● **EXERCISE PROMPT**
Lines containing the string "houses" are to be collected in full.

● **AVAILABLE RECORDS**
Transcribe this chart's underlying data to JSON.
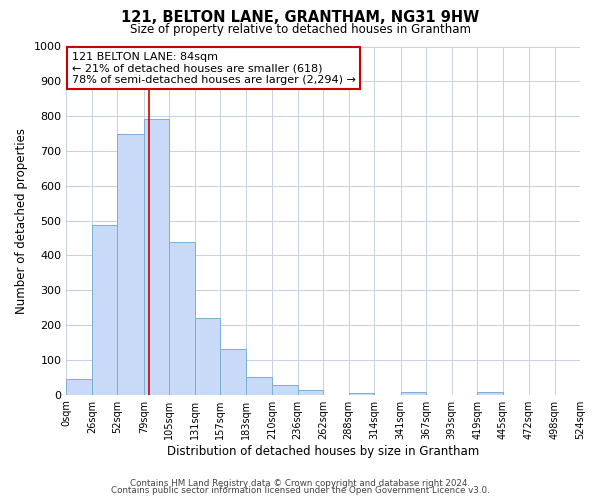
{
  "title": "121, BELTON LANE, GRANTHAM, NG31 9HW",
  "subtitle": "Size of property relative to detached houses in Grantham",
  "xlabel": "Distribution of detached houses by size in Grantham",
  "ylabel": "Number of detached properties",
  "bar_color": "#c9daf8",
  "bar_edge_color": "#7bafd4",
  "background_color": "#ffffff",
  "grid_color": "#c8d0e8",
  "bin_edges": [
    0,
    26,
    52,
    79,
    105,
    131,
    157,
    183,
    210,
    236,
    262,
    288,
    314,
    341,
    367,
    393,
    419,
    445,
    472,
    498,
    524
  ],
  "bin_labels": [
    "0sqm",
    "26sqm",
    "52sqm",
    "79sqm",
    "105sqm",
    "131sqm",
    "157sqm",
    "183sqm",
    "210sqm",
    "236sqm",
    "262sqm",
    "288sqm",
    "314sqm",
    "341sqm",
    "367sqm",
    "393sqm",
    "419sqm",
    "445sqm",
    "472sqm",
    "498sqm",
    "524sqm"
  ],
  "counts": [
    45,
    488,
    750,
    793,
    438,
    220,
    130,
    52,
    28,
    14,
    0,
    6,
    0,
    7,
    0,
    0,
    8,
    0,
    0,
    0
  ],
  "vline_x": 84,
  "vline_color": "#cc0000",
  "annotation_line1": "121 BELTON LANE: 84sqm",
  "annotation_line2": "← 21% of detached houses are smaller (618)",
  "annotation_line3": "78% of semi-detached houses are larger (2,294) →",
  "annotation_box_edge": "#cc0000",
  "ylim": [
    0,
    1000
  ],
  "yticks": [
    0,
    100,
    200,
    300,
    400,
    500,
    600,
    700,
    800,
    900,
    1000
  ],
  "footer1": "Contains HM Land Registry data © Crown copyright and database right 2024.",
  "footer2": "Contains public sector information licensed under the Open Government Licence v3.0."
}
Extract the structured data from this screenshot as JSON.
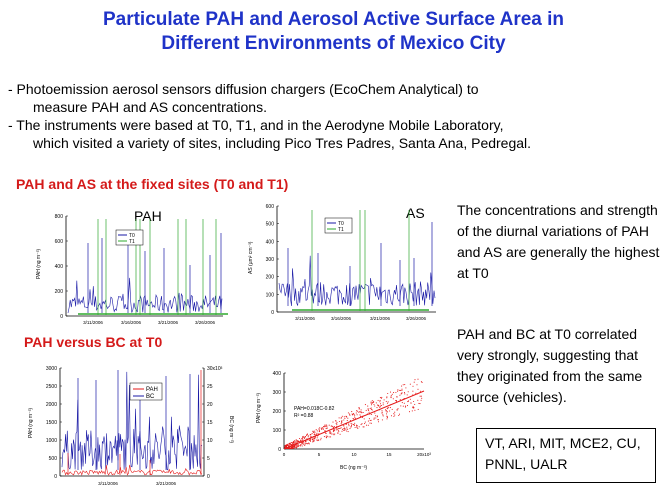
{
  "title": {
    "line1": "Particulate PAH and Aerosol Active Surface Area in",
    "line2": "Different Environments of Mexico City"
  },
  "bullets": [
    {
      "line1": "-  Photoemission aerosol sensors diffusion chargers (EcoChem Analytical) to",
      "line2": "measure PAH and AS concentrations."
    },
    {
      "line1": "- The instruments were based at T0, T1, and in the Aerodyne Mobile Laboratory,",
      "line2": "which visited a variety of sites, including Pico Tres Padres, Santa Ana, Pedregal."
    }
  ],
  "sections": {
    "fixed_sites": "PAH and AS at the fixed sites (T0 and T1)",
    "versus_bc": "PAH versus BC at T0"
  },
  "side_text": {
    "para1": "The concentrations and strength of the diurnal variations of PAH and AS are generally the highest at T0",
    "para2": "PAH and BC at T0 correlated very strongly, suggesting that they originated from the same source (vehicles)."
  },
  "credits": "VT, ARI, MIT, MCE2, CU, PNNL, UALR",
  "colors": {
    "title": "#1f33c8",
    "section": "#d41a1a",
    "t0": "#1a1aa6",
    "t1": "#2ea82e",
    "pah": "#e51a1a",
    "bc": "#1a1aa6",
    "fit": "#e51a1a"
  },
  "chart_data": [
    {
      "type": "line",
      "label": "PAH",
      "ylabel": "PAH (ng m⁻³)",
      "yticks": [
        "0",
        "200",
        "400",
        "600",
        "800"
      ],
      "xticks": [
        "3/11/2006",
        "3/16/2006",
        "3/21/2006",
        "3/26/2006"
      ],
      "ylim": [
        0,
        800
      ],
      "legend": [
        "T0",
        "T1"
      ]
    },
    {
      "type": "line",
      "label": "AS",
      "ylabel": "AS (µm² cm⁻³)",
      "yticks": [
        "0",
        "100",
        "200",
        "300",
        "400",
        "500",
        "600"
      ],
      "xticks": [
        "3/11/2006",
        "3/16/2006",
        "3/21/2006",
        "3/26/2006"
      ],
      "ylim": [
        0,
        600
      ],
      "legend": [
        "T0",
        "T1"
      ]
    },
    {
      "type": "line",
      "yticks_left": [
        "0",
        "500",
        "1000",
        "1500",
        "2000",
        "2500",
        "3000"
      ],
      "yticks_right": [
        "0",
        "5",
        "10",
        "15",
        "20",
        "25",
        "30x10³"
      ],
      "ylabel_left": "PAH (ng m⁻³)",
      "ylabel_right": "BC (ng m⁻³)",
      "xticks": [
        "3/11/2006",
        "3/21/2006"
      ],
      "legend": [
        "PAH",
        "BC"
      ]
    },
    {
      "type": "scatter",
      "xlabel": "BC (ng m⁻³)",
      "ylabel": "PAH (ng m⁻³)",
      "xticks": [
        "0",
        "5",
        "10",
        "15",
        "20x10³"
      ],
      "yticks": [
        "0",
        "100",
        "200",
        "300",
        "400"
      ],
      "fit": "PAH=0.018C-0.82",
      "r2": "R² =0.88"
    }
  ]
}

● **CORRECT OUTPUT**
  "subtitle": "Size of property relative to detached houses in Grantham",
  "xlabel": "Distribution of detached houses by size in Grantham",
  "annotation_line2": "← 21% of detached houses are smaller (618)",
  "annotation_line3": "78% of semi-detached houses are larger (2,294) →",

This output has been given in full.